> **Task directions**
Scan the records below. List lines holding "What".

[Collection entries]

>>>

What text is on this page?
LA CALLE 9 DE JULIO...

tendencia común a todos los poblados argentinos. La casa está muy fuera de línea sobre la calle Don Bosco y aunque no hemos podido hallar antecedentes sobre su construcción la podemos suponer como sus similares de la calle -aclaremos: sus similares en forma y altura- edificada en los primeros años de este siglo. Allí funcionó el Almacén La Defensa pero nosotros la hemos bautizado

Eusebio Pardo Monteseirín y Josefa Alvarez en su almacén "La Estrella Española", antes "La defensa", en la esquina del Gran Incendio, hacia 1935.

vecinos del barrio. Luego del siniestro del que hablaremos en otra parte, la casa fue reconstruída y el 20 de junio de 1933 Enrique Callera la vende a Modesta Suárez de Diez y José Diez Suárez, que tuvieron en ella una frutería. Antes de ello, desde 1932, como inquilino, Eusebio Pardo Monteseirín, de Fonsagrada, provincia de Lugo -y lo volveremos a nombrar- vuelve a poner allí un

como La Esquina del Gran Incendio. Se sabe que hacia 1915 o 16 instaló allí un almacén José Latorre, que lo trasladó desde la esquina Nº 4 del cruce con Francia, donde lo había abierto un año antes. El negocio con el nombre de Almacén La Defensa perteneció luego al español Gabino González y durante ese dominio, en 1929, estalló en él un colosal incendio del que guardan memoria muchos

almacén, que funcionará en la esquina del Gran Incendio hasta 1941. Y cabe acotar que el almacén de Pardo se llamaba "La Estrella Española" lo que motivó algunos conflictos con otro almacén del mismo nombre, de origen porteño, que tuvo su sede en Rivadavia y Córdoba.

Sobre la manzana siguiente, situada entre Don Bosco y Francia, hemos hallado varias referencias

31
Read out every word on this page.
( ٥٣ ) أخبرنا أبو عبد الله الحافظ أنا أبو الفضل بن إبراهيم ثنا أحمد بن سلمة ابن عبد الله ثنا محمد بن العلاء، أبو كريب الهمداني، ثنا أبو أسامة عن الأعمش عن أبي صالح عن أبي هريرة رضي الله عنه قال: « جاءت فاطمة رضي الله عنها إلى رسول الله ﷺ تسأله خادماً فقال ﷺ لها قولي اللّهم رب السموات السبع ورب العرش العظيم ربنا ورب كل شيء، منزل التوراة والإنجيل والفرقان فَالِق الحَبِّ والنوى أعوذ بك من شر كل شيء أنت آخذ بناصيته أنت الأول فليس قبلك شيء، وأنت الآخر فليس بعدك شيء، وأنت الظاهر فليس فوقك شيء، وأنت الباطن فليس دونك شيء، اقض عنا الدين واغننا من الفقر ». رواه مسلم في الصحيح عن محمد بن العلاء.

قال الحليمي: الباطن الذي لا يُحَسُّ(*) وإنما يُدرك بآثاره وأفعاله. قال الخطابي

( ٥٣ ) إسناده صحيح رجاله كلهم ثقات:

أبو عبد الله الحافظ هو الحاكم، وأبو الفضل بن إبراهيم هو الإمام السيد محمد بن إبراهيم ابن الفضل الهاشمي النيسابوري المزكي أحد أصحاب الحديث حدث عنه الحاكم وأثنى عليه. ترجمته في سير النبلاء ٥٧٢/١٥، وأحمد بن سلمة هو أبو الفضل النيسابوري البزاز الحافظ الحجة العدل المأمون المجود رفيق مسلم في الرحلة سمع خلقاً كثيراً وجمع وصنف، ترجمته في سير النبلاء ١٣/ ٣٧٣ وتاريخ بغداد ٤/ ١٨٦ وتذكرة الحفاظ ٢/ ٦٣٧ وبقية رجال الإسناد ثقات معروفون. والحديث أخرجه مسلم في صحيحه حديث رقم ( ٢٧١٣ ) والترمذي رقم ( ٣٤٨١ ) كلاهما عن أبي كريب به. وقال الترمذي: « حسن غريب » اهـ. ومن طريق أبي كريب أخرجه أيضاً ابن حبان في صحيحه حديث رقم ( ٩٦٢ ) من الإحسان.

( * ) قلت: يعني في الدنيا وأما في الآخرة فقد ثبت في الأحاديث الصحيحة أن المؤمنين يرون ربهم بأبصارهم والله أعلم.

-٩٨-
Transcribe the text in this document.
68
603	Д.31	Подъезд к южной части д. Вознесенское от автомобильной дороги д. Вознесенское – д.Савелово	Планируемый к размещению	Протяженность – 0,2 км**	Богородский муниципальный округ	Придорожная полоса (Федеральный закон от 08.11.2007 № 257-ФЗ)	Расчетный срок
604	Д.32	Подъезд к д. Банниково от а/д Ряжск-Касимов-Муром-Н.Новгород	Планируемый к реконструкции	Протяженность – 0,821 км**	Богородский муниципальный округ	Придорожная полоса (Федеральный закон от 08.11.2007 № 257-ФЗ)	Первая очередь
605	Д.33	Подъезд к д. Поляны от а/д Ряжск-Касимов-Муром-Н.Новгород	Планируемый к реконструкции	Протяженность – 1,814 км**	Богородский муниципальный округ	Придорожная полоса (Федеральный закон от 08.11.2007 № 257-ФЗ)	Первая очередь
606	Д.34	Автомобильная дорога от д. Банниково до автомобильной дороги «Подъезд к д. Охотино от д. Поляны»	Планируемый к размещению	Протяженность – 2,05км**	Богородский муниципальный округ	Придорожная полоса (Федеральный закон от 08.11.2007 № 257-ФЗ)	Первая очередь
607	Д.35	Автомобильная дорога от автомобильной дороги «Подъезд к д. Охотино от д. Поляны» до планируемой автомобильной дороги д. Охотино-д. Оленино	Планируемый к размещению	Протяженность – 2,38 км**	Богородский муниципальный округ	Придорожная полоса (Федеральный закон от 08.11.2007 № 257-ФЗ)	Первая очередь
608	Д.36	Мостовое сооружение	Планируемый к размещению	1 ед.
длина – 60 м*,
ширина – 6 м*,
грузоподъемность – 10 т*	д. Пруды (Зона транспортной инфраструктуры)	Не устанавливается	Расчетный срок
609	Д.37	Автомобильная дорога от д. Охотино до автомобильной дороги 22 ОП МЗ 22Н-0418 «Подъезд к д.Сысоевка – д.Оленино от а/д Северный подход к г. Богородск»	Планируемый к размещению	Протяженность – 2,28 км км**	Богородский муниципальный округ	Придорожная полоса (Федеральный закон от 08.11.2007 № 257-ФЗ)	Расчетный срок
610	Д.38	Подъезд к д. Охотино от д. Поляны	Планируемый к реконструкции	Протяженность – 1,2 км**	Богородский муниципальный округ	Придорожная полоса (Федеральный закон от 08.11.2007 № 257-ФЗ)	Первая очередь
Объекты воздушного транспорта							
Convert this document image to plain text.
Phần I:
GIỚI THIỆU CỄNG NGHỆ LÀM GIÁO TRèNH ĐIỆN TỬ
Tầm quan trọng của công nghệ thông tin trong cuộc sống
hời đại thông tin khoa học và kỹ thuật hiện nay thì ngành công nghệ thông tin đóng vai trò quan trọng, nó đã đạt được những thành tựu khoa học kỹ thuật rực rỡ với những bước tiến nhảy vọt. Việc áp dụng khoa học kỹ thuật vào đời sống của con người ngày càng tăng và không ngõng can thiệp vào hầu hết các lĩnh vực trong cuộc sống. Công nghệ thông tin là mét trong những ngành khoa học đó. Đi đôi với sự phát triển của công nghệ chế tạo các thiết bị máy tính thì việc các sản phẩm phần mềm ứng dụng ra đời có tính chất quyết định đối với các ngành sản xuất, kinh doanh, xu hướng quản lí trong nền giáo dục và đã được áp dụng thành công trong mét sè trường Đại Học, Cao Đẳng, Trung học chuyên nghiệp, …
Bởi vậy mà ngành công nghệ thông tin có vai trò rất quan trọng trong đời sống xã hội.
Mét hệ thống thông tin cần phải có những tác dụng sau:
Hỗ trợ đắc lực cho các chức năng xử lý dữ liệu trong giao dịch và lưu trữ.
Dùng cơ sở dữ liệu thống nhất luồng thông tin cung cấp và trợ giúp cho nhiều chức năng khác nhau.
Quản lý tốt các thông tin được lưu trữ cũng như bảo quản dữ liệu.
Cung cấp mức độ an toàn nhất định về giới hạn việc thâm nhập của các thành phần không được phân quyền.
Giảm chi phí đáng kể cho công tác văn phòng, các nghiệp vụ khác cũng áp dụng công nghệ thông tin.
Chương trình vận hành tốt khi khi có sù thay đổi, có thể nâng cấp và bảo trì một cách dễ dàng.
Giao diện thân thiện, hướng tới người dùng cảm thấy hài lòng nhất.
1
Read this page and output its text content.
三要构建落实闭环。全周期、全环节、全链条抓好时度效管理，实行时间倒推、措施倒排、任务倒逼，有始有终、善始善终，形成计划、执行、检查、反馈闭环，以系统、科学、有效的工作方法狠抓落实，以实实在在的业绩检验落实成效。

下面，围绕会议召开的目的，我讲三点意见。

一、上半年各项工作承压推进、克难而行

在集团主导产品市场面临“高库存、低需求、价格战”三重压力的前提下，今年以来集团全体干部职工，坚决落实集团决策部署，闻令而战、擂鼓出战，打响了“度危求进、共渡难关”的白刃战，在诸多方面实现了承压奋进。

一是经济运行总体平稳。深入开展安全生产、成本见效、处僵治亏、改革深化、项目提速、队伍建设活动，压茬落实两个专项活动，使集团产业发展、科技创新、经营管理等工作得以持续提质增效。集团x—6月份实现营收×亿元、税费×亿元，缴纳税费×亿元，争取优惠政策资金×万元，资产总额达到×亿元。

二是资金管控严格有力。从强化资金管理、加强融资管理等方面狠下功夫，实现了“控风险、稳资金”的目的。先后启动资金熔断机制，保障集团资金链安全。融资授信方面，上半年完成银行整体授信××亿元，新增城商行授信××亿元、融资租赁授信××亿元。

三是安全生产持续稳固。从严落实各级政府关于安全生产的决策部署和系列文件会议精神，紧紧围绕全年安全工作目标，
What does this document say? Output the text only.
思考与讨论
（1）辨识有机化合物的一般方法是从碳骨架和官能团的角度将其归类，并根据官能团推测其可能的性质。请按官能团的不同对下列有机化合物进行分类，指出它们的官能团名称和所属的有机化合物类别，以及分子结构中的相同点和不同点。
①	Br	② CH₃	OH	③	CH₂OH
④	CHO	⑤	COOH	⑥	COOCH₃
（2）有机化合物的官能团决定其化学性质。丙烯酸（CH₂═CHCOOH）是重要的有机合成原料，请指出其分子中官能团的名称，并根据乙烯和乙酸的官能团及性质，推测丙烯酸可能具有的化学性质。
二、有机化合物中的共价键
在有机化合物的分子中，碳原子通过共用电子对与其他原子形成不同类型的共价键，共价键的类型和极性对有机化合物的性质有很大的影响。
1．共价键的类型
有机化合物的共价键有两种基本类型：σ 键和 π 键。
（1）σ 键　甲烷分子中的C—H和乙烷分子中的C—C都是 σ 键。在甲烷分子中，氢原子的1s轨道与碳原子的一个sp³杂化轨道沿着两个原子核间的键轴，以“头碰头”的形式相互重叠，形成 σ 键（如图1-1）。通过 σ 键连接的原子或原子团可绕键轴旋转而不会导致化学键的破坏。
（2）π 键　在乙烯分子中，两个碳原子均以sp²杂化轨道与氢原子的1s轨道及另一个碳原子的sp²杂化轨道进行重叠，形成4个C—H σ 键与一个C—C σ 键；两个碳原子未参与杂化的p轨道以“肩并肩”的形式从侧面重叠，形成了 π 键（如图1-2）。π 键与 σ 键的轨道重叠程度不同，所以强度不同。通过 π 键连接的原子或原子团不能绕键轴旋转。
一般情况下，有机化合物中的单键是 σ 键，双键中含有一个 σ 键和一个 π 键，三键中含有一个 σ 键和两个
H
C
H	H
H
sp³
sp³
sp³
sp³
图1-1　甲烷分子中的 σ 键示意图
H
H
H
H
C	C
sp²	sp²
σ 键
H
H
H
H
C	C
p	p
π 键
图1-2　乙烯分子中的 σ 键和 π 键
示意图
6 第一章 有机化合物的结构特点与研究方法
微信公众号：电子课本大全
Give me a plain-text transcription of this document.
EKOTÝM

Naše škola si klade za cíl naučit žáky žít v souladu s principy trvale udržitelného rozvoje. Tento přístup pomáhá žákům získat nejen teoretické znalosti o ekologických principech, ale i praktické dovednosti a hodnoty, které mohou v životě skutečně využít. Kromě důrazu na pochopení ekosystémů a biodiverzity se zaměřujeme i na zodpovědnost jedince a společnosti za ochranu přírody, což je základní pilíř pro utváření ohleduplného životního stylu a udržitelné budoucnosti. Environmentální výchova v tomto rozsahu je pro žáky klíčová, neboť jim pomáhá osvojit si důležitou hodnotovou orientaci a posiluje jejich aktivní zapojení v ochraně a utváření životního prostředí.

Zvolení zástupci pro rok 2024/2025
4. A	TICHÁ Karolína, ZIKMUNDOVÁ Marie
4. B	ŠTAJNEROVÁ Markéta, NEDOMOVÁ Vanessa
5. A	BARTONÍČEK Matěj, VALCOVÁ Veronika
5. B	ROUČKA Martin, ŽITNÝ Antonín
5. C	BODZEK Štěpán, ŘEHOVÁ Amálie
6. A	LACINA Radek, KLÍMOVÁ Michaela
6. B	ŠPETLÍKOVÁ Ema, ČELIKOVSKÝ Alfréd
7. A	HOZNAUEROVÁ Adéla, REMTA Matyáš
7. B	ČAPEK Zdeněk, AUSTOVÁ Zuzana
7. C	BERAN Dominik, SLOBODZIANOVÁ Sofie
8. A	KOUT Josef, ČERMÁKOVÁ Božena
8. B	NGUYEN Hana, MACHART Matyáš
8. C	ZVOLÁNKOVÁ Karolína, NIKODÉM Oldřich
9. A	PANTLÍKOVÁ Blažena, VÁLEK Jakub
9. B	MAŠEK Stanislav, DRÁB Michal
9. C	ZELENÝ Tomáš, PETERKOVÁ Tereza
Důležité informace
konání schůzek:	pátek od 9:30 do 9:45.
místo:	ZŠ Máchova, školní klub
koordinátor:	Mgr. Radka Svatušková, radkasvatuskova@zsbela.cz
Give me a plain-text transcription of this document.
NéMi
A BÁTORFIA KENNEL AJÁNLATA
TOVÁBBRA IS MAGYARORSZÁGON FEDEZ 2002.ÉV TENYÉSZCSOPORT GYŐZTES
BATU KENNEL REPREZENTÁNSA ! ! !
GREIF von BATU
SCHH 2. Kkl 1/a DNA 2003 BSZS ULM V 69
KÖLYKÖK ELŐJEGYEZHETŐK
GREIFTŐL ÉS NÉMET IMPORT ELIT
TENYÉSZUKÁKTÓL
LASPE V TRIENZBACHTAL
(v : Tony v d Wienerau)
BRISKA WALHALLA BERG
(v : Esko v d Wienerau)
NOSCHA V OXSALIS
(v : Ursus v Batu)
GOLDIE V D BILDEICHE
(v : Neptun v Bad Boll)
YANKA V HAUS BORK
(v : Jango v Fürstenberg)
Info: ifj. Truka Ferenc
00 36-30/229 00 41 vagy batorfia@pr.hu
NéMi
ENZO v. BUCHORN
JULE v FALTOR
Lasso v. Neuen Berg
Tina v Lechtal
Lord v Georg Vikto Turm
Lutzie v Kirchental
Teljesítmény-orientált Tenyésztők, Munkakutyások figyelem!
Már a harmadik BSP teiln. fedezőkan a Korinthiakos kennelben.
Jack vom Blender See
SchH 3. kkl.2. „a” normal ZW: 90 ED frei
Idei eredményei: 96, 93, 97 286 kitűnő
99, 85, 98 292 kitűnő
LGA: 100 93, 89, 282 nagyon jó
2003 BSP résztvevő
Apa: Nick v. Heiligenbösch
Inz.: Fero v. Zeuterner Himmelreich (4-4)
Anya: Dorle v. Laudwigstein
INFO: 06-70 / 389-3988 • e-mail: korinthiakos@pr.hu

<<<

> **The solution**
What text is on this page?
What does this document say? Output the text only.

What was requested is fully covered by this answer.